▶ The exercise
Extract every record, keeping each one exactly as it is.

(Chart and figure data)
********

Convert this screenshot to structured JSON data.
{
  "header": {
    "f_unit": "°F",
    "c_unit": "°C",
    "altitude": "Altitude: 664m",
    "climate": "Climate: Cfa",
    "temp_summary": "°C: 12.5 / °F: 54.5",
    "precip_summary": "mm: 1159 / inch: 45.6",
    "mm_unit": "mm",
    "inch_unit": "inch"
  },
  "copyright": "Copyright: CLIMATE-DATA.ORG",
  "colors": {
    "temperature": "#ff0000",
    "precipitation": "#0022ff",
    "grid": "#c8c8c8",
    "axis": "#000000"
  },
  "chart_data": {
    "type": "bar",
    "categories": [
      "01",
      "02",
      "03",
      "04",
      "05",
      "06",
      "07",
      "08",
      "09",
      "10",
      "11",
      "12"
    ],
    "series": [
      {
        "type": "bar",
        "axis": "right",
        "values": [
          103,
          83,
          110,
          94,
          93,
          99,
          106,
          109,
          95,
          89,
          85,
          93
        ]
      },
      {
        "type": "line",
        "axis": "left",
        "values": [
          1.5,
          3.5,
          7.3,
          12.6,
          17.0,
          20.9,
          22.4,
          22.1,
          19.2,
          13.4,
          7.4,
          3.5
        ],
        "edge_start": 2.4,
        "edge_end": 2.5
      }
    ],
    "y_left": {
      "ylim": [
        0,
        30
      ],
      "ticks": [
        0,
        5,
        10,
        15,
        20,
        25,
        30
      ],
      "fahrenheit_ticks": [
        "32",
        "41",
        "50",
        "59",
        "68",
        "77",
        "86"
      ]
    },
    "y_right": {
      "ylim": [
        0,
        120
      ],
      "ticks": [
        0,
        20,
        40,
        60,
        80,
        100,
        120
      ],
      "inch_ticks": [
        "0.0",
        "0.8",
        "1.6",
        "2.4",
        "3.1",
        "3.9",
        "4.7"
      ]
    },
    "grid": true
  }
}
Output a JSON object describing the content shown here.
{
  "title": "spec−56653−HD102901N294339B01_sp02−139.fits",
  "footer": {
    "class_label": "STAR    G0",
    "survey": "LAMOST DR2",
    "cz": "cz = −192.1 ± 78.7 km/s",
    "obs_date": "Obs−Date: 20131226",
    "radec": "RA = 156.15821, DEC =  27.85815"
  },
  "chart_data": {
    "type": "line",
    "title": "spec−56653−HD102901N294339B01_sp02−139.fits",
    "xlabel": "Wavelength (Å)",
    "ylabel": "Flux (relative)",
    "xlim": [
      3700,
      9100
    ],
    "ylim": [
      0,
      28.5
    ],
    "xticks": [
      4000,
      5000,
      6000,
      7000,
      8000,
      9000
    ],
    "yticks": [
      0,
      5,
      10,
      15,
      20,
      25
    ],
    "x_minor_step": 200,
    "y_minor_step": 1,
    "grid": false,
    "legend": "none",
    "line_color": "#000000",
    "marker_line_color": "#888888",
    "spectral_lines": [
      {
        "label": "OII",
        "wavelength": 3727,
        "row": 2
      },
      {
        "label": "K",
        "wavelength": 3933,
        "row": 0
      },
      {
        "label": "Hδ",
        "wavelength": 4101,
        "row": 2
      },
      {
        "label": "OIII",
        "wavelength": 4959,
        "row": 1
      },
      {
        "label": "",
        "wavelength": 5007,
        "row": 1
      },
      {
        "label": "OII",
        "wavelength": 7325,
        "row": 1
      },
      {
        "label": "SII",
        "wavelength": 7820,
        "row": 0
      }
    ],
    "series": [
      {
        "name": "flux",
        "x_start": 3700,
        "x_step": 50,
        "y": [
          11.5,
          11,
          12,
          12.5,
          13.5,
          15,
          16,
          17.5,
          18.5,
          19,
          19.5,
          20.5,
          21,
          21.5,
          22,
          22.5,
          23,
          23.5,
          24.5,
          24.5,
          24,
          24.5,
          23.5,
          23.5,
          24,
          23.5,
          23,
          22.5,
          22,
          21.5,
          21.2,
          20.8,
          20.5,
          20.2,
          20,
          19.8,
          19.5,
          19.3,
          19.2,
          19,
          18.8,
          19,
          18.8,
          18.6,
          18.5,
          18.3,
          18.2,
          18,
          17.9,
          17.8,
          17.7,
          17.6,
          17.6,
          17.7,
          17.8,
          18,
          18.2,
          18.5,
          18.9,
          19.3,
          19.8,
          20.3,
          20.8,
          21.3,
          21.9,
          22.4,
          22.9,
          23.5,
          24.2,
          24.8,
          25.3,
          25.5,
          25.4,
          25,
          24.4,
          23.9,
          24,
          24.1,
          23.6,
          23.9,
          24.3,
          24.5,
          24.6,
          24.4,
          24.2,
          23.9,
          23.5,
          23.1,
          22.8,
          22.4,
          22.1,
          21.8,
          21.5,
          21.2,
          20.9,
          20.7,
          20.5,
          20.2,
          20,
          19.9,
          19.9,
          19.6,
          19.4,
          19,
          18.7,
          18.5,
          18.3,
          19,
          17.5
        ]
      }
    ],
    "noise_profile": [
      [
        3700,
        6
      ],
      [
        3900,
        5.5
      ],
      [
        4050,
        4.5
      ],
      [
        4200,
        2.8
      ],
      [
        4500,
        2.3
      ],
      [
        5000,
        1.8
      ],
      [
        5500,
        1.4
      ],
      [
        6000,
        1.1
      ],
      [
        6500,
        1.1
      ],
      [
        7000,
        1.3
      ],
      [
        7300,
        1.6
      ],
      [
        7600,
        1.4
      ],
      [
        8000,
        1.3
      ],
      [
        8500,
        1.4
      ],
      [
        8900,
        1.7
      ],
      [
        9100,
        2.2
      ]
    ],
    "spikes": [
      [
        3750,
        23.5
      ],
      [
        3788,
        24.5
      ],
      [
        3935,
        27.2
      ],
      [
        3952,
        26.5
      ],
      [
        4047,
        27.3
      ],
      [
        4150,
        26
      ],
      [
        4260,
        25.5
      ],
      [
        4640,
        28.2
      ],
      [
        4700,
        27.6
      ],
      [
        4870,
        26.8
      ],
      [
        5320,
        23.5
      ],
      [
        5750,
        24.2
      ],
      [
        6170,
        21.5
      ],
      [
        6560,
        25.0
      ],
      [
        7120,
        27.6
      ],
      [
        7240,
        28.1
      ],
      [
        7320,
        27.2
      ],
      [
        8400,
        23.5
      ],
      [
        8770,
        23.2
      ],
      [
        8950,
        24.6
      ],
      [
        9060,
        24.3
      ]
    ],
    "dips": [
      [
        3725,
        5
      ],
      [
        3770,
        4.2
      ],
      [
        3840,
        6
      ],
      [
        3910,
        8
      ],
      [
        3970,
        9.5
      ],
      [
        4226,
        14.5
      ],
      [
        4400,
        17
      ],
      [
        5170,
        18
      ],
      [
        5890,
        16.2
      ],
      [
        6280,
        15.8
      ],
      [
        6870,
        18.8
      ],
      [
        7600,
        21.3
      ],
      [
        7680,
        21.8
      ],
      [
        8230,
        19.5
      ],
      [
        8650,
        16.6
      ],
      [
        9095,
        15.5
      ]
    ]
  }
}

********

▶ Response
Convert this screenshot to structured JSON data.
{
  "header": {
    "f_unit": "°F",
    "c_unit": "°C",
    "altitude": "Altitude: 664m",
    "climate": "Climate: Cfa",
    "temp_summary": "°C: 12.5 / °F: 54.5",
    "precip_summary": "mm: 1159 / inch: 45.6",
    "mm_unit": "mm",
    "inch_unit": "inch"
  },
  "copyright": "Copyright: CLIMATE-DATA.ORG",
  "colors": {
    "temperature": "#ff0000",
    "precipitation": "#0022ff",
    "grid": "#c8c8c8",
    "axis": "#000000"
  },
  "chart_data": {
    "type": "bar",
    "categories": [
      "01",
      "02",
      "03",
      "04",
      "05",
      "06",
      "07",
      "08",
      "09",
      "10",
      "11",
      "12"
    ],
    "series": [
      {
        "type": "bar",
        "axis": "right",
        "values": [
          103,
          83,
          110,
          94,
          93,
          99,
          106,
          109,
          95,
          89,
          85,
          93
        ]
      },
      {
        "type": "line",
        "axis": "left",
        "values": [
          1.5,
          3.5,
          7.3,
          12.6,
          17.0,
          20.9,
          22.4,
          22.1,
          19.2,
          13.4,
          7.4,
          3.5
        ],
        "edge_start": 2.4,
        "edge_end": 2.5
      }
    ],
    "y_left": {
      "ylim": [
        0,
        30
      ],
      "ticks": [
        0,
        5,
        10,
        15,
        20,
        25,
        30
      ],
      "fahrenheit_ticks": [
        "32",
        "41",
        "50",
        "59",
        "68",
        "77",
        "86"
      ]
    },
    "y_right": {
      "ylim": [
        0,
        120
      ],
      "ticks": [
        0,
        20,
        40,
        60,
        80,
        100,
        120
      ],
      "inch_ticks": [
        "0.0",
        "0.8",
        "1.6",
        "2.4",
        "3.1",
        "3.9",
        "4.7"
      ]
    },
    "grid": true
  }
}
Output a JSON object describing the content shown here.
{
  "title": "spec−56653−HD102901N294339B01_sp02−139.fits",
  "footer": {
    "class_label": "STAR    G0",
    "survey": "LAMOST DR2",
    "cz": "cz = −192.1 ± 78.7 km/s",
    "obs_date": "Obs−Date: 20131226",
    "radec": "RA = 156.15821, DEC =  27.85815"
  },
  "chart_data": {
    "type": "line",
    "title": "spec−56653−HD102901N294339B01_sp02−139.fits",
    "xlabel": "Wavelength (Å)",
    "ylabel": "Flux (relative)",
    "xlim": [
      3700,
      9100
    ],
    "ylim": [
      0,
      28.5
    ],
    "xticks": [
      4000,
      5000,
      6000,
      7000,
      8000,
      9000
    ],
    "yticks": [
      0,
      5,
      10,
      15,
      20,
      25
    ],
    "x_minor_step": 200,
    "y_minor_step": 1,
    "grid": false,
    "legend": "none",
    "line_color": "#000000",
    "marker_line_color": "#888888",
    "spectral_lines": [
      {
        "label": "OII",
        "wavelength": 3727,
        "row": 2
      },
      {
        "label": "K",
        "wavelength": 3933,
        "row": 0
      },
      {
        "label": "Hδ",
        "wavelength": 4101,
        "row": 2
      },
      {
        "label": "OIII",
        "wavelength": 4959,
        "row": 1
      },
      {
        "label": "",
        "wavelength": 5007,
        "row": 1
      },
      {
        "label": "OII",
        "wavelength": 7325,
        "row": 1
      },
      {
        "label": "SII",
        "wavelength": 7820,
        "row": 0
      }
    ],
    "series": [
      {
        "name": "flux",
        "x_start": 3700,
        "x_step": 50,
        "y": [
          11.5,
          11,
          12,
          12.5,
          13.5,
          15,
          16,
          17.5,
          18.5,
          19,
          19.5,
          20.5,
          21,
          21.5,
          22,
          22.5,
          23,
          23.5,
          24.5,
          24.5,
          24,
          24.5,
          23.5,
          23.5,
          24,
          23.5,
          23,
          22.5,
          22,
          21.5,
          21.2,
          20.8,
          20.5,
          20.2,
          20,
          19.8,
          19.5,
          19.3,
          19.2,
          19,
          18.8,
          19,
          18.8,
          18.6,
          18.5,
          18.3,
          18.2,
          18,
          17.9,
          17.8,
          17.7,
          17.6,
          17.6,
          17.7,
          17.8,
          18,
          18.2,
          18.5,
          18.9,
          19.3,
          19.8,
          20.3,
          20.8,
          21.3,
          21.9,
          22.4,
          22.9,
          23.5,
          24.2,
          24.8,
          25.3,
          25.5,
          25.4,
          25,
          24.4,
          23.9,
          24,
          24.1,
          23.6,
          23.9,
          24.3,
          24.5,
          24.6,
          24.4,
          24.2,
          23.9,
          23.5,
          23.1,
          22.8,
          22.4,
          22.1,
          21.8,
          21.5,
          21.2,
          20.9,
          20.7,
          20.5,
          20.2,
          20,
          19.9,
          19.9,
          19.6,
          19.4,
          19,
          18.7,
          18.5,
          18.3,
          19,
          17.5
        ]
      }
    ],
    "noise_profile": [
      [
        3700,
        6
      ],
      [
        3900,
        5.5
      ],
      [
        4050,
        4.5
      ],
      [
        4200,
        2.8
      ],
      [
        4500,
        2.3
      ],
      [
        5000,
        1.8
      ],
      [
        5500,
        1.4
      ],
      [
        6000,
        1.1
      ],
      [
        6500,
        1.1
      ],
      [
        7000,
        1.3
      ],
      [
        7300,
        1.6
      ],
      [
        7600,
        1.4
      ],
      [
        8000,
        1.3
      ],
      [
        8500,
        1.4
      ],
      [
        8900,
        1.7
      ],
      [
        9100,
        2.2
      ]
    ],
    "spikes": [
      [
        3750,
        23.5
      ],
      [
        3788,
        24.5
      ],
      [
        3935,
        27.2
      ],
      [
        3952,
        26.5
      ],
      [
        4047,
        27.3
      ],
      [
        4150,
        26
      ],
      [
        4260,
        25.5
      ],
      [
        4640,
        28.2
      ],
      [
        4700,
        27.6
      ],
      [
        4870,
        26.8
      ],
      [
        5320,
        23.5
      ],
      [
        5750,
        24.2
      ],
      [
        6170,
        21.5
      ],
      [
        6560,
        25.0
      ],
      [
        7120,
        27.6
      ],
      [
        7240,
        28.1
      ],
      [
        7320,
        27.2
      ],
      [
        8400,
        23.5
      ],
      [
        8770,
        23.2
      ],
      [
        8950,
        24.6
      ],
      [
        9060,
        24.3
      ]
    ],
    "dips": [
      [
        3725,
        5
      ],
      [
        3770,
        4.2
      ],
      [
        3840,
        6
      ],
      [
        3910,
        8
      ],
      [
        3970,
        9.5
      ],
      [
        4226,
        14.5
      ],
      [
        4400,
        17
      ],
      [
        5170,
        18
      ],
      [
        5890,
        16.2
      ],
      [
        6280,
        15.8
      ],
      [
        6870,
        18.8
      ],
      [
        7600,
        21.3
      ],
      [
        7680,
        21.8
      ],
      [
        8230,
        19.5
      ],
      [
        8650,
        16.6
      ],
      [
        9095,
        15.5
      ]
    ]
  }
}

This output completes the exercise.